The records that follow must be reproduced in full, exactly as written.

**Data for the task**
· · · · ·

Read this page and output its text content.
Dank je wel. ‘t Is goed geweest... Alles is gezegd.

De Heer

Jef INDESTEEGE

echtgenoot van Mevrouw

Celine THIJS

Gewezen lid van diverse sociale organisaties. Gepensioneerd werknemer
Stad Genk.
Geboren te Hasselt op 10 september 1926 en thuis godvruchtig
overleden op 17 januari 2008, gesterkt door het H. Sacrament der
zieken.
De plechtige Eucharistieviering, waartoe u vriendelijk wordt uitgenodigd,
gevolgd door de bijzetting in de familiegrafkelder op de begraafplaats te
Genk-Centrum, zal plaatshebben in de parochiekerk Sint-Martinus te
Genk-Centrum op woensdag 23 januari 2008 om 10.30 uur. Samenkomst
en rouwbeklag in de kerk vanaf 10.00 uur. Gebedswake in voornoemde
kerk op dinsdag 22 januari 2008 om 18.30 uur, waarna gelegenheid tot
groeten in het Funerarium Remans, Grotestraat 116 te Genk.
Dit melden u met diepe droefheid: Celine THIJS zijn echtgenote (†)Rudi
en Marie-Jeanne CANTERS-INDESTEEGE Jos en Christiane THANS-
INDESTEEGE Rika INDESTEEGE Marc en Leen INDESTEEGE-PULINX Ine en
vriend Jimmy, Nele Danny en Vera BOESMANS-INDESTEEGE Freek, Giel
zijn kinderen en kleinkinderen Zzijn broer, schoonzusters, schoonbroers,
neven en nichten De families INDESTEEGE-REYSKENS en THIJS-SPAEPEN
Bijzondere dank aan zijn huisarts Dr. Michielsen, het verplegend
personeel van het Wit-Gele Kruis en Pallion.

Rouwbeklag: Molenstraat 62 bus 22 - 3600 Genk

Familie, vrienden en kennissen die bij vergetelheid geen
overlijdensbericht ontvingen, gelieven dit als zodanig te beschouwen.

· · · · ·

**Result**
Read this page and output its text content.
Dank je wel. ‘t Is goed geweest... Alles is gezegd.

De Heer

Jef INDESTEEGE

echtgenoot van Mevrouw

Celine THIJS

Gewezen lid van diverse sociale organisaties. Gepensioneerd werknemer
Stad Genk.
Geboren te Hasselt op 10 september 1926 en thuis godvruchtig
overleden op 17 januari 2008, gesterkt door het H. Sacrament der
zieken.
De plechtige Eucharistieviering, waartoe u vriendelijk wordt uitgenodigd,
gevolgd door de bijzetting in de familiegrafkelder op de begraafplaats te
Genk-Centrum, zal plaatshebben in de parochiekerk Sint-Martinus te
Genk-Centrum op woensdag 23 januari 2008 om 10.30 uur. Samenkomst
en rouwbeklag in de kerk vanaf 10.00 uur. Gebedswake in voornoemde
kerk op dinsdag 22 januari 2008 om 18.30 uur, waarna gelegenheid tot
groeten in het Funerarium Remans, Grotestraat 116 te Genk.
Dit melden u met diepe droefheid: Celine THIJS zijn echtgenote (†)Rudi
en Marie-Jeanne CANTERS-INDESTEEGE Jos en Christiane THANS-
INDESTEEGE Rika INDESTEEGE Marc en Leen INDESTEEGE-PULINX Ine en
vriend Jimmy, Nele Danny en Vera BOESMANS-INDESTEEGE Freek, Giel
zijn kinderen en kleinkinderen Zzijn broer, schoonzusters, schoonbroers,
neven en nichten De families INDESTEEGE-REYSKENS en THIJS-SPAEPEN
Bijzondere dank aan zijn huisarts Dr. Michielsen, het verplegend
personeel van het Wit-Gele Kruis en Pallion.

Rouwbeklag: Molenstraat 62 bus 22 - 3600 Genk

Familie, vrienden en kennissen die bij vergetelheid geen
overlijdensbericht ontvingen, gelieven dit als zodanig te beschouwen.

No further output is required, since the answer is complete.